### TASK PROMPT
Can you give all the records again without altering a single character?

### SUPPLIED INFORMATION
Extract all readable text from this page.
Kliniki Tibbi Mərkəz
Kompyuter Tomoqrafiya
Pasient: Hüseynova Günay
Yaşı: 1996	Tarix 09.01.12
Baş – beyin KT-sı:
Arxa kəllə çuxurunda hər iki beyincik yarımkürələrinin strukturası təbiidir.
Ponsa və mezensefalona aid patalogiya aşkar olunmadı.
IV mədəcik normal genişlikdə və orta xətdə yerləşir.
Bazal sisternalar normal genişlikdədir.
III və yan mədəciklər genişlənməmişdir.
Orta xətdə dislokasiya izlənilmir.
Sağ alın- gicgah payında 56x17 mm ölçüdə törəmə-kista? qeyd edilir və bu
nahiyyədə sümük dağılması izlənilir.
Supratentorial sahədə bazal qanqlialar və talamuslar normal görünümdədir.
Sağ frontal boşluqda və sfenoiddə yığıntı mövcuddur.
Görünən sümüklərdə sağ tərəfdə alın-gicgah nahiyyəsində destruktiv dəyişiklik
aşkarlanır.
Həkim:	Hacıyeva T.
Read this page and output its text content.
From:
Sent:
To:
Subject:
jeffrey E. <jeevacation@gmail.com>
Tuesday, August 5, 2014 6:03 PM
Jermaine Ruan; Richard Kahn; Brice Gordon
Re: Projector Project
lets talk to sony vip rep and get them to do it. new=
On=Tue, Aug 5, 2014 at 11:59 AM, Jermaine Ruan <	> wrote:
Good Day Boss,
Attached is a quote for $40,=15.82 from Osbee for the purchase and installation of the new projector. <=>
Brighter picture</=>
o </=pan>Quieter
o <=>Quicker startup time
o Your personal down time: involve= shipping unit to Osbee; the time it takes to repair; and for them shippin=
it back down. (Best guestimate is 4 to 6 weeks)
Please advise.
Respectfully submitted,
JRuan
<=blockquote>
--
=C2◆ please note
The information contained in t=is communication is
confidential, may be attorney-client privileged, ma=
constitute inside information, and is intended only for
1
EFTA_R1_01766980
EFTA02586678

### IN RESPONSE
Extract all readable text from this page.
Kliniki Tibbi Mərkəz
Kompyuter Tomoqrafiya
Pasient: Hüseynova Günay
Yaşı: 1996	Tarix 09.01.12
Baş – beyin KT-sı:
Arxa kəllə çuxurunda hər iki beyincik yarımkürələrinin strukturası təbiidir.
Ponsa və mezensefalona aid patalogiya aşkar olunmadı.
IV mədəcik normal genişlikdə və orta xətdə yerləşir.
Bazal sisternalar normal genişlikdədir.
III və yan mədəciklər genişlənməmişdir.
Orta xətdə dislokasiya izlənilmir.
Sağ alın- gicgah payında 56x17 mm ölçüdə törəmə-kista? qeyd edilir və bu
nahiyyədə sümük dağılması izlənilir.
Supratentorial sahədə bazal qanqlialar və talamuslar normal görünümdədir.
Sağ frontal boşluqda və sfenoiddə yığıntı mövcuddur.
Görünən sümüklərdə sağ tərəfdə alın-gicgah nahiyyəsində destruktiv dəyişiklik
aşkarlanır.
Həkim:	Hacıyeva T.
Read this page and output its text content.
From:
Sent:
To:
Subject:
jeffrey E. <jeevacation@gmail.com>
Tuesday, August 5, 2014 6:03 PM
Jermaine Ruan; Richard Kahn; Brice Gordon
Re: Projector Project
lets talk to sony vip rep and get them to do it. new=
On=Tue, Aug 5, 2014 at 11:59 AM, Jermaine Ruan <	> wrote:
Good Day Boss,
Attached is a quote for $40,=15.82 from Osbee for the purchase and installation of the new projector. <=>
Brighter picture</=>
o </=pan>Quieter
o <=>Quicker startup time
o Your personal down time: involve= shipping unit to Osbee; the time it takes to repair; and for them shippin=
it back down. (Best guestimate is 4 to 6 weeks)
Please advise.
Respectfully submitted,
JRuan
<=blockquote>
--
=C2◆ please note
The information contained in t=is communication is
confidential, may be attorney-client privileged, ma=
constitute inside information, and is intended only for
1
EFTA_R1_01766980
EFTA02586678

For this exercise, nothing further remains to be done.